Required work
Write the entries below out again exactly; any picture in them stays out.

Input data
◆ ◆ ◆

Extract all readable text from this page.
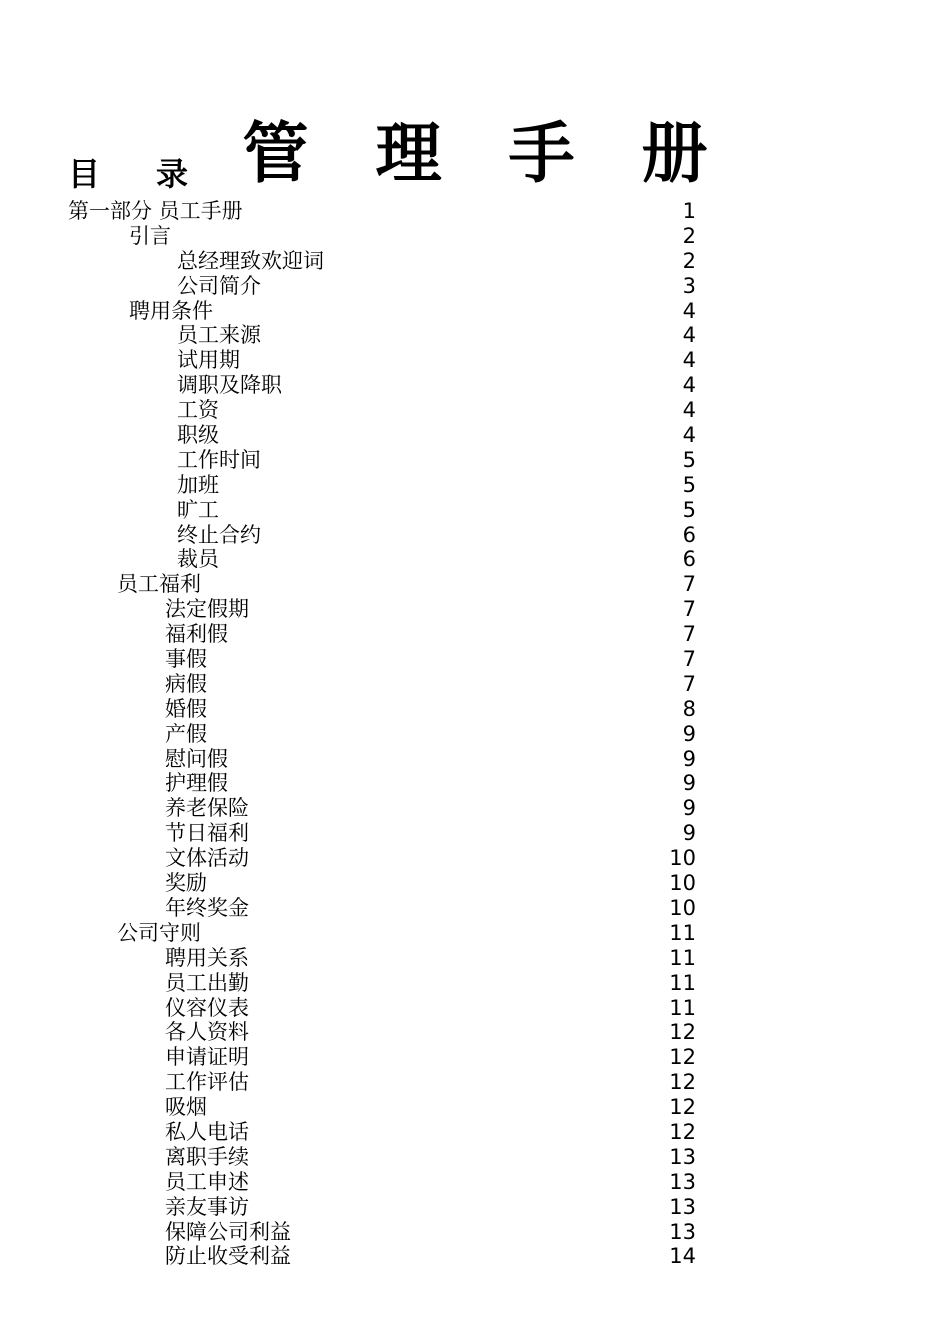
管 理 手 册
目 录
第一部分 员工手册	1
引言	2
总经理致欢迎词	2
公司简介	3
聘用条件	4
员工来源	4
试用期	4
调职及降职	4
工资	4
职级	4
工作时间	5
加班	5
旷工	5
终止合约	6
裁员	6
员工福利	7
法定假期	7
福利假	7
事假	7
病假	7
婚假	8
产假	9
慰问假	9
护理假	9
养老保险	9
节日福利	9
文体活动	10
奖励	10
年终奖金	10
公司守则	11
聘用关系	11
员工出勤	11
仪容仪表	11
各人资料	12
申请证明	12
工作评估	12
吸烟	12
私人电话	12
离职手续	13
员工申述	13
亲友事访	13
保障公司利益	13
防止收受利益	14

◆ ◆ ◆

Response for this exercise
Extract all readable text from this page.
管 理 手 册
目 录
第一部分 员工手册	1
引言	2
总经理致欢迎词	2
公司简介	3
聘用条件	4
员工来源	4
试用期	4
调职及降职	4
工资	4
职级	4
工作时间	5
加班	5
旷工	5
终止合约	6
裁员	6
员工福利	7
法定假期	7
福利假	7
事假	7
病假	7
婚假	8
产假	9
慰问假	9
护理假	9
养老保险	9
节日福利	9
文体活动	10
奖励	10
年终奖金	10
公司守则	11
聘用关系	11
员工出勤	11
仪容仪表	11
各人资料	12
申请证明	12
工作评估	12
吸烟	12
私人电话	12
离职手续	13
员工申述	13
亲友事访	13
保障公司利益	13
防止收受利益	14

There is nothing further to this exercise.